**Aim:** The listing must be reproduced in full, exactly as it stands.

**Extracted records:**
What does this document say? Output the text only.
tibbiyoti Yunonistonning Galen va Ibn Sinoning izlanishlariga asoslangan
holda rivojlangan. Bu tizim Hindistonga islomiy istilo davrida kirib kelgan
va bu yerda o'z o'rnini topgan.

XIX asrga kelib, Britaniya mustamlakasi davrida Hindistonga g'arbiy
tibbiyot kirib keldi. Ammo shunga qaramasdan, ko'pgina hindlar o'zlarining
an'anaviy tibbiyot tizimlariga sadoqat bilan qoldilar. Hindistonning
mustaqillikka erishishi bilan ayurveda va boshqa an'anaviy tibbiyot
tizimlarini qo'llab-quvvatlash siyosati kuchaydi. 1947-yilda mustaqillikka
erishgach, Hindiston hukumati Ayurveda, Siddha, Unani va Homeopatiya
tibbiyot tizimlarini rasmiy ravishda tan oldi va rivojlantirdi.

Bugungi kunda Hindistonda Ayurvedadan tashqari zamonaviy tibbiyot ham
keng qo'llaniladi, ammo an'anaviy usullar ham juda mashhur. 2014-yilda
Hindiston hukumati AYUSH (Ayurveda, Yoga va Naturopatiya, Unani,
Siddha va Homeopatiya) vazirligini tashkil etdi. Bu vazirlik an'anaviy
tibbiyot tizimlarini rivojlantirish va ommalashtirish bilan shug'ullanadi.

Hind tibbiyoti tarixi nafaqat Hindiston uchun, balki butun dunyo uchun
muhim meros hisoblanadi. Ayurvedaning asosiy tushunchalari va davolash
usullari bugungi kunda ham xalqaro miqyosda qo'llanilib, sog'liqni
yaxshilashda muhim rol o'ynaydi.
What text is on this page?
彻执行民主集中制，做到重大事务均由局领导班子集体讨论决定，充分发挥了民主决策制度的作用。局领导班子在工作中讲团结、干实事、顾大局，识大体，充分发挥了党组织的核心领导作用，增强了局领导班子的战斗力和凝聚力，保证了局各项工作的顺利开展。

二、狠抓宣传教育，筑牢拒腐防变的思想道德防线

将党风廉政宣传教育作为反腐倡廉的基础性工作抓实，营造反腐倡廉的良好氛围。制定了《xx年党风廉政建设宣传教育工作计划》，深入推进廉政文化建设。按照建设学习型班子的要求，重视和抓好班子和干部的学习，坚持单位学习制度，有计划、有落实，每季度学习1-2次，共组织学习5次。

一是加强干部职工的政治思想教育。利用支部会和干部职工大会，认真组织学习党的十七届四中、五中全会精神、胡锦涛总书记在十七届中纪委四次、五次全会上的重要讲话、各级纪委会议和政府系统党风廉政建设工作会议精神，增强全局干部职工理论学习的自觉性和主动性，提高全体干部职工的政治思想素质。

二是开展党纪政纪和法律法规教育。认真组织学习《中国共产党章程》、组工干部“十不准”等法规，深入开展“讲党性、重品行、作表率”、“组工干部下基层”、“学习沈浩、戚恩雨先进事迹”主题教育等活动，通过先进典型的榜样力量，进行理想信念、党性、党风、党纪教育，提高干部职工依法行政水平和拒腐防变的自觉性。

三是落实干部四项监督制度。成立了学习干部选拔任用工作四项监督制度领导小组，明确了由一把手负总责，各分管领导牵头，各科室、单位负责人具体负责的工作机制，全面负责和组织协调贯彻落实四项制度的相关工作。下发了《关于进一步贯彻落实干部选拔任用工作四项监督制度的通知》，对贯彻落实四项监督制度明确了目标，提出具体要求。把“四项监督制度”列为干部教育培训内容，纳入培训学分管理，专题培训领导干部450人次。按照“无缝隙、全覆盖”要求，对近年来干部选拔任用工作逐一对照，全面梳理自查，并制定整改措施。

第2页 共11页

**The result:**
What does this document say? Output the text only.
tibbiyoti Yunonistonning Galen va Ibn Sinoning izlanishlariga asoslangan
holda rivojlangan. Bu tizim Hindistonga islomiy istilo davrida kirib kelgan
va bu yerda o'z o'rnini topgan.

XIX asrga kelib, Britaniya mustamlakasi davrida Hindistonga g'arbiy
tibbiyot kirib keldi. Ammo shunga qaramasdan, ko'pgina hindlar o'zlarining
an'anaviy tibbiyot tizimlariga sadoqat bilan qoldilar. Hindistonning
mustaqillikka erishishi bilan ayurveda va boshqa an'anaviy tibbiyot
tizimlarini qo'llab-quvvatlash siyosati kuchaydi. 1947-yilda mustaqillikka
erishgach, Hindiston hukumati Ayurveda, Siddha, Unani va Homeopatiya
tibbiyot tizimlarini rasmiy ravishda tan oldi va rivojlantirdi.

Bugungi kunda Hindistonda Ayurvedadan tashqari zamonaviy tibbiyot ham
keng qo'llaniladi, ammo an'anaviy usullar ham juda mashhur. 2014-yilda
Hindiston hukumati AYUSH (Ayurveda, Yoga va Naturopatiya, Unani,
Siddha va Homeopatiya) vazirligini tashkil etdi. Bu vazirlik an'anaviy
tibbiyot tizimlarini rivojlantirish va ommalashtirish bilan shug'ullanadi.

Hind tibbiyoti tarixi nafaqat Hindiston uchun, balki butun dunyo uchun
muhim meros hisoblanadi. Ayurvedaning asosiy tushunchalari va davolash
usullari bugungi kunda ham xalqaro miqyosda qo'llanilib, sog'liqni
yaxshilashda muhim rol o'ynaydi.
What text is on this page?
彻执行民主集中制，做到重大事务均由局领导班子集体讨论决定，充分发挥了民主决策制度的作用。局领导班子在工作中讲团结、干实事、顾大局，识大体，充分发挥了党组织的核心领导作用，增强了局领导班子的战斗力和凝聚力，保证了局各项工作的顺利开展。

二、狠抓宣传教育，筑牢拒腐防变的思想道德防线

将党风廉政宣传教育作为反腐倡廉的基础性工作抓实，营造反腐倡廉的良好氛围。制定了《xx年党风廉政建设宣传教育工作计划》，深入推进廉政文化建设。按照建设学习型班子的要求，重视和抓好班子和干部的学习，坚持单位学习制度，有计划、有落实，每季度学习1-2次，共组织学习5次。

一是加强干部职工的政治思想教育。利用支部会和干部职工大会，认真组织学习党的十七届四中、五中全会精神、胡锦涛总书记在十七届中纪委四次、五次全会上的重要讲话、各级纪委会议和政府系统党风廉政建设工作会议精神，增强全局干部职工理论学习的自觉性和主动性，提高全体干部职工的政治思想素质。

二是开展党纪政纪和法律法规教育。认真组织学习《中国共产党章程》、组工干部“十不准”等法规，深入开展“讲党性、重品行、作表率”、“组工干部下基层”、“学习沈浩、戚恩雨先进事迹”主题教育等活动，通过先进典型的榜样力量，进行理想信念、党性、党风、党纪教育，提高干部职工依法行政水平和拒腐防变的自觉性。

三是落实干部四项监督制度。成立了学习干部选拔任用工作四项监督制度领导小组，明确了由一把手负总责，各分管领导牵头，各科室、单位负责人具体负责的工作机制，全面负责和组织协调贯彻落实四项制度的相关工作。下发了《关于进一步贯彻落实干部选拔任用工作四项监督制度的通知》，对贯彻落实四项监督制度明确了目标，提出具体要求。把“四项监督制度”列为干部教育培训内容，纳入培训学分管理，专题培训领导干部450人次。按照“无缝隙、全覆盖”要求，对近年来干部选拔任用工作逐一对照，全面梳理自查，并制定整改措施。

第2页 共11页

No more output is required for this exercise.